GIVEN EXERCISE: Pull out every line below that holds the word "icon".

DATA FOR PROCESSING:
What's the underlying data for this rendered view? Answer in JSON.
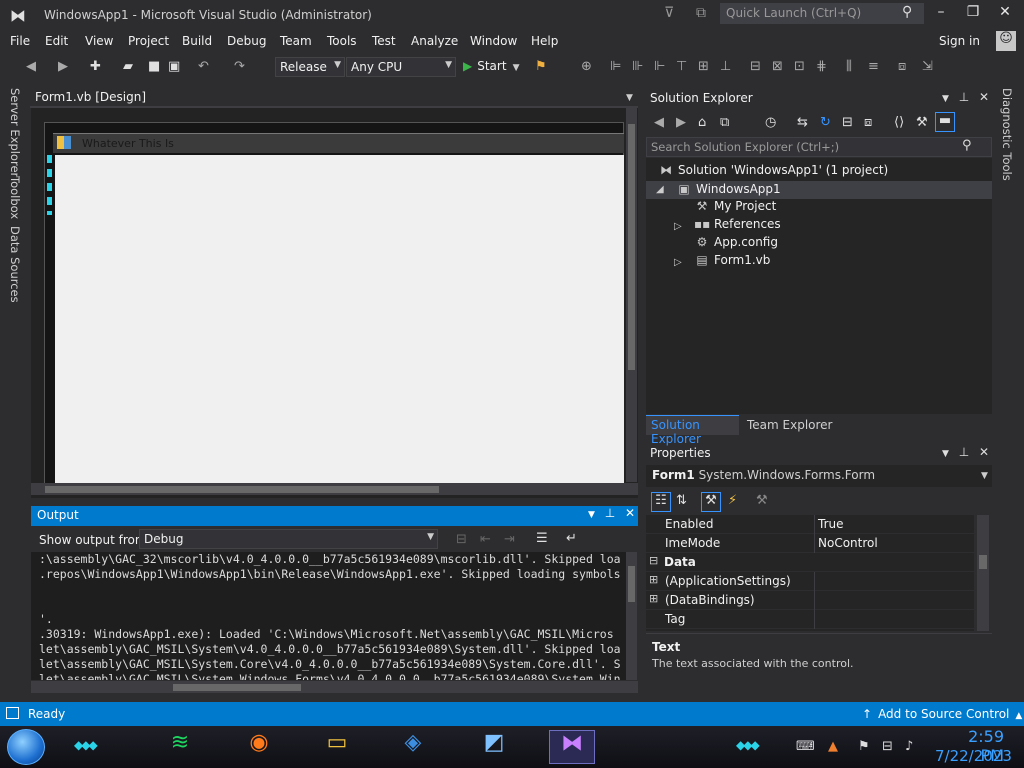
{
  "window": {
    "title": "WindowsApp1 - Microsoft Visual Studio  (Administrator)",
    "quick_launch_placeholder": "Quick Launch (Ctrl+Q)",
    "controls": [
      "–",
      "❐",
      "✕"
    ]
  },
  "menu": {
    "items": [
      "File",
      "Edit",
      "View",
      "Project",
      "Build",
      "Debug",
      "Team",
      "Tools",
      "Test",
      "Analyze",
      "Window",
      "Help"
    ],
    "sign_in": "Sign in"
  },
  "toolbar": {
    "configuration": "Release",
    "platform": "Any CPU",
    "start_label": "Start"
  },
  "left_rail": [
    "Server Explorer",
    "Toolbox",
    "Data Sources"
  ],
  "right_rail": "Diagnostic Tools",
  "document": {
    "tab_label": "Form1.vb [Design]",
    "form_title": "Whatever This Is"
  },
  "output": {
    "title": "Output",
    "show_from_label": "Show output from:",
    "source": "Debug",
    "lines": [
      ":\\assembly\\GAC_32\\mscorlib\\v4.0_4.0.0.0__b77a5c561934e089\\mscorlib.dll'. Skipped loa",
      ".repos\\WindowsApp1\\WindowsApp1\\bin\\Release\\WindowsApp1.exe'. Skipped loading symbols",
      "",
      "'.",
      ".30319: WindowsApp1.exe): Loaded 'C:\\Windows\\Microsoft.Net\\assembly\\GAC_MSIL\\Micros",
      "let\\assembly\\GAC_MSIL\\System\\v4.0_4.0.0.0__b77a5c561934e089\\System.dll'. Skipped loa",
      "let\\assembly\\GAC_MSIL\\System.Core\\v4.0_4.0.0.0__b77a5c561934e089\\System.Core.dll'. S",
      "let\\assembly\\GAC_MSIL\\System.Windows.Forms\\v4.0_4.0.0.0__b77a5c561934e089\\System.Win"
    ]
  },
  "solution_explorer": {
    "title": "Solution Explorer",
    "search_placeholder": "Search Solution Explorer (Ctrl+;)",
    "solution": "Solution 'WindowsApp1' (1 project)",
    "project": "WindowsApp1",
    "items": [
      "My Project",
      "References",
      "App.config",
      "Form1.vb"
    ],
    "tabs": [
      "Solution Explorer",
      "Team Explorer"
    ]
  },
  "properties": {
    "title": "Properties",
    "object_name": "Form1",
    "object_type": "System.Windows.Forms.Form",
    "rows": [
      {
        "name": "Enabled",
        "value": "True"
      },
      {
        "name": "ImeMode",
        "value": "NoControl"
      }
    ],
    "category": "Data",
    "data_rows": [
      {
        "name": "(ApplicationSettings)",
        "value": ""
      },
      {
        "name": "(DataBindings)",
        "value": ""
      },
      {
        "name": "Tag",
        "value": ""
      }
    ],
    "desc_title": "Text",
    "desc_text": "The text associated with the control."
  },
  "status": {
    "text": "Ready",
    "source_control": "Add to Source Control"
  },
  "taskbar": {
    "time": "2:59 PM",
    "date": "7/22/2023"
  }
}
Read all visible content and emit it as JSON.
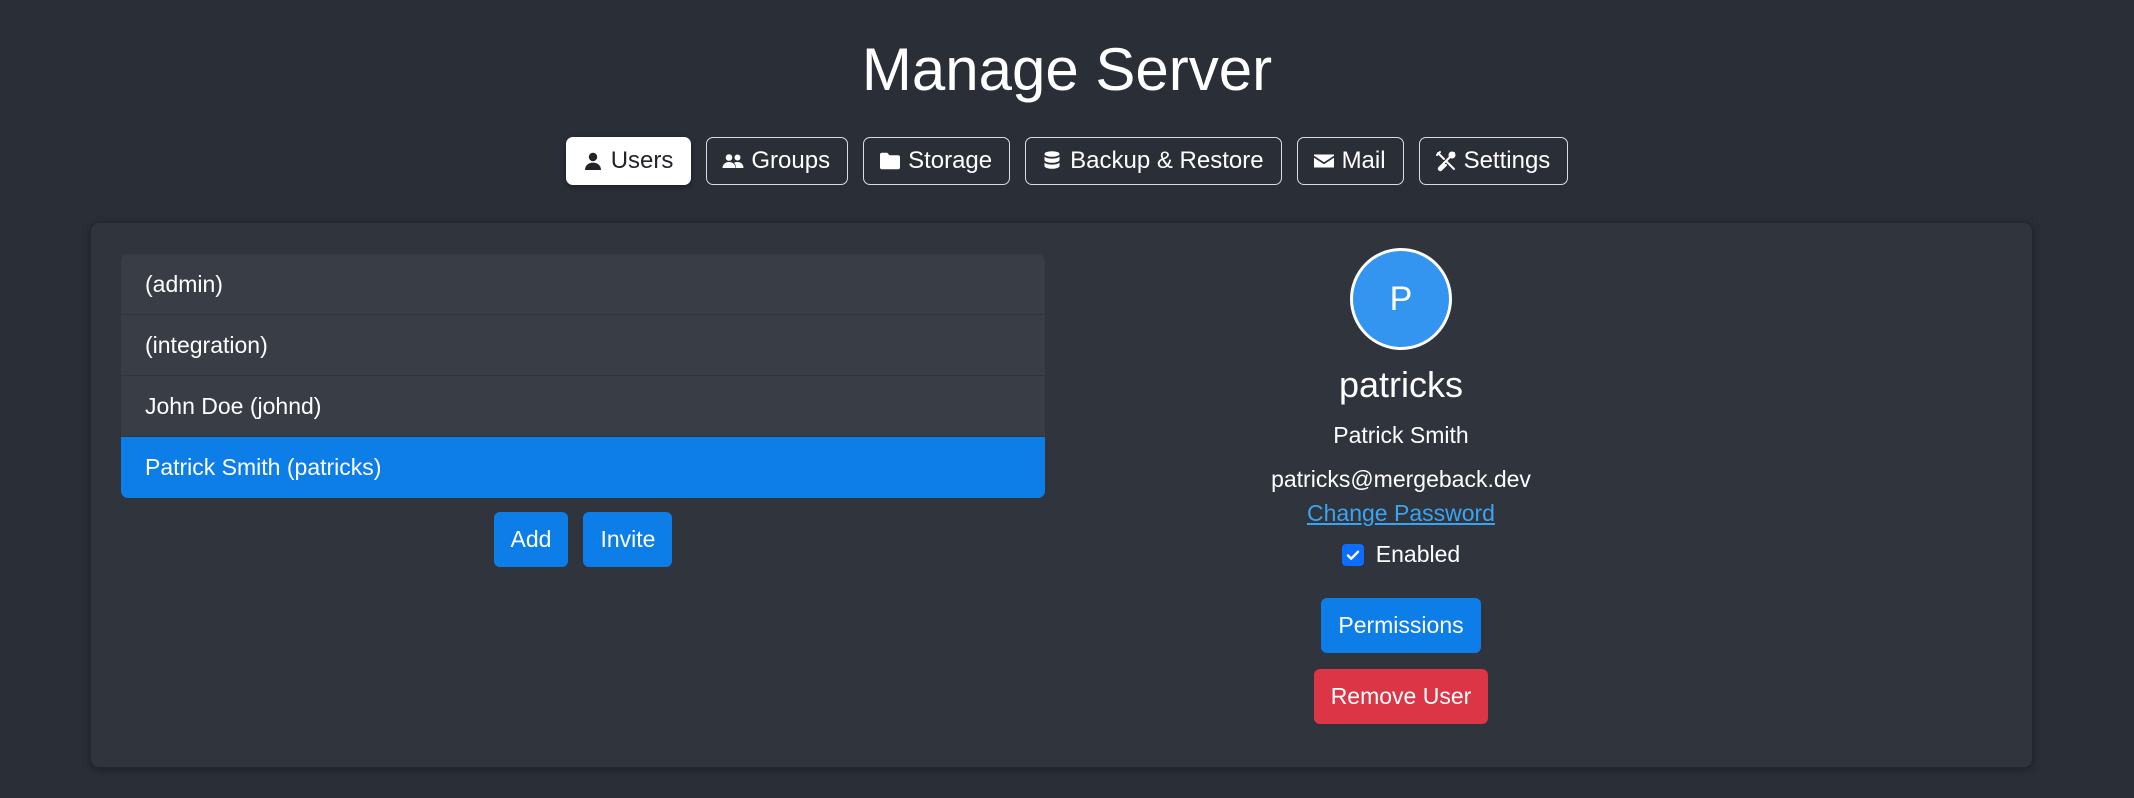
{
  "page": {
    "title": "Manage Server"
  },
  "tabs": [
    {
      "label": "Users",
      "icon": "user-icon",
      "active": true
    },
    {
      "label": "Groups",
      "icon": "users-icon",
      "active": false
    },
    {
      "label": "Storage",
      "icon": "folder-icon",
      "active": false
    },
    {
      "label": "Backup & Restore",
      "icon": "database-icon",
      "active": false
    },
    {
      "label": "Mail",
      "icon": "envelope-icon",
      "active": false
    },
    {
      "label": "Settings",
      "icon": "tools-icon",
      "active": false
    }
  ],
  "users": {
    "items": [
      {
        "label": "(admin)",
        "selected": false
      },
      {
        "label": "(integration)",
        "selected": false
      },
      {
        "label": "John Doe (johnd)",
        "selected": false
      },
      {
        "label": "Patrick Smith (patricks)",
        "selected": true
      }
    ],
    "add_label": "Add",
    "invite_label": "Invite"
  },
  "details": {
    "avatar_initial": "P",
    "username": "patricks",
    "full_name": "Patrick Smith",
    "email": "patricks@mergeback.dev",
    "change_password_label": "Change Password",
    "enabled_label": "Enabled",
    "enabled": true,
    "permissions_label": "Permissions",
    "remove_label": "Remove User"
  },
  "colors": {
    "background": "#2a2e37",
    "panel": "#30343d",
    "primary": "#0d7de8",
    "danger": "#dc3545",
    "link": "#3ba4f1"
  }
}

SOLUTION TO THIS TASK:
      "icon": "user-icon",
      "icon": "users-icon",
      "icon": "folder-icon",
      "icon": "database-icon",
      "icon": "envelope-icon",
      "icon": "tools-icon",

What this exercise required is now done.